#### Records for the exercise:
***

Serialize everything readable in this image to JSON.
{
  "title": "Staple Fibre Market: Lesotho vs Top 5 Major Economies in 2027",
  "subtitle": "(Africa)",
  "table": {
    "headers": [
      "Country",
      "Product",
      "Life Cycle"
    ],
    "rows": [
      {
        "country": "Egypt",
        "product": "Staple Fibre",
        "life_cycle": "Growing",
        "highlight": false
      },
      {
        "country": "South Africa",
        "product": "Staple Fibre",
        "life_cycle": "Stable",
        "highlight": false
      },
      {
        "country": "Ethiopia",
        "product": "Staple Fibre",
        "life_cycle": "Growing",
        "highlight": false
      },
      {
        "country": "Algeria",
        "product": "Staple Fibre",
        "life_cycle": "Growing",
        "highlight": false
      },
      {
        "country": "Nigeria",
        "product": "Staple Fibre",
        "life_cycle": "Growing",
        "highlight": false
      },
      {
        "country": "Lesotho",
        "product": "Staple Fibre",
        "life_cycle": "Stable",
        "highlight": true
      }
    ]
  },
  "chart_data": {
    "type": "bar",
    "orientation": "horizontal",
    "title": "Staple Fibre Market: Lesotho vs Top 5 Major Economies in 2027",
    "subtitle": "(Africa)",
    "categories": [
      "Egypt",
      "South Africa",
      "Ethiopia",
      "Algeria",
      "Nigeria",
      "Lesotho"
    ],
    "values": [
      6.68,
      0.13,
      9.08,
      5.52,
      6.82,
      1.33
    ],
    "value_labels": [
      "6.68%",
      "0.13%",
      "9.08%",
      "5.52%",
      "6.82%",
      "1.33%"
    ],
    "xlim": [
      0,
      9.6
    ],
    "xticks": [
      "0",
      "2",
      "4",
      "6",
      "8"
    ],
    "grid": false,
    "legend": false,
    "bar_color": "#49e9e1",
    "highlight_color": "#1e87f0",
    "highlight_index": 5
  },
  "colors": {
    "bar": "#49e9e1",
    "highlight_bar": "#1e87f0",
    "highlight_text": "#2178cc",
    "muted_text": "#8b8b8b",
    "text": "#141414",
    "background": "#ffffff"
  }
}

***

Write the whole listing out again. Keep every line exactly as it is.

Serialize everything readable in this image to JSON.
{
  "title": "Staple Fibre Market: Lesotho vs Top 5 Major Economies in 2027",
  "subtitle": "(Africa)",
  "table": {
    "headers": [
      "Country",
      "Product",
      "Life Cycle"
    ],
    "rows": [
      {
        "country": "Egypt",
        "product": "Staple Fibre",
        "life_cycle": "Growing",
        "highlight": false
      },
      {
        "country": "South Africa",
        "product": "Staple Fibre",
        "life_cycle": "Stable",
        "highlight": false
      },
      {
        "country": "Ethiopia",
        "product": "Staple Fibre",
        "life_cycle": "Growing",
        "highlight": false
      },
      {
        "country": "Algeria",
        "product": "Staple Fibre",
        "life_cycle": "Growing",
        "highlight": false
      },
      {
        "country": "Nigeria",
        "product": "Staple Fibre",
        "life_cycle": "Growing",
        "highlight": false
      },
      {
        "country": "Lesotho",
        "product": "Staple Fibre",
        "life_cycle": "Stable",
        "highlight": true
      }
    ]
  },
  "chart_data": {
    "type": "bar",
    "orientation": "horizontal",
    "title": "Staple Fibre Market: Lesotho vs Top 5 Major Economies in 2027",
    "subtitle": "(Africa)",
    "categories": [
      "Egypt",
      "South Africa",
      "Ethiopia",
      "Algeria",
      "Nigeria",
      "Lesotho"
    ],
    "values": [
      6.68,
      0.13,
      9.08,
      5.52,
      6.82,
      1.33
    ],
    "value_labels": [
      "6.68%",
      "0.13%",
      "9.08%",
      "5.52%",
      "6.82%",
      "1.33%"
    ],
    "xlim": [
      0,
      9.6
    ],
    "xticks": [
      "0",
      "2",
      "4",
      "6",
      "8"
    ],
    "grid": false,
    "legend": false,
    "bar_color": "#49e9e1",
    "highlight_color": "#1e87f0",
    "highlight_index": 5
  },
  "colors": {
    "bar": "#49e9e1",
    "highlight_bar": "#1e87f0",
    "highlight_text": "#2178cc",
    "muted_text": "#8b8b8b",
    "text": "#141414",
    "background": "#ffffff"
  }
}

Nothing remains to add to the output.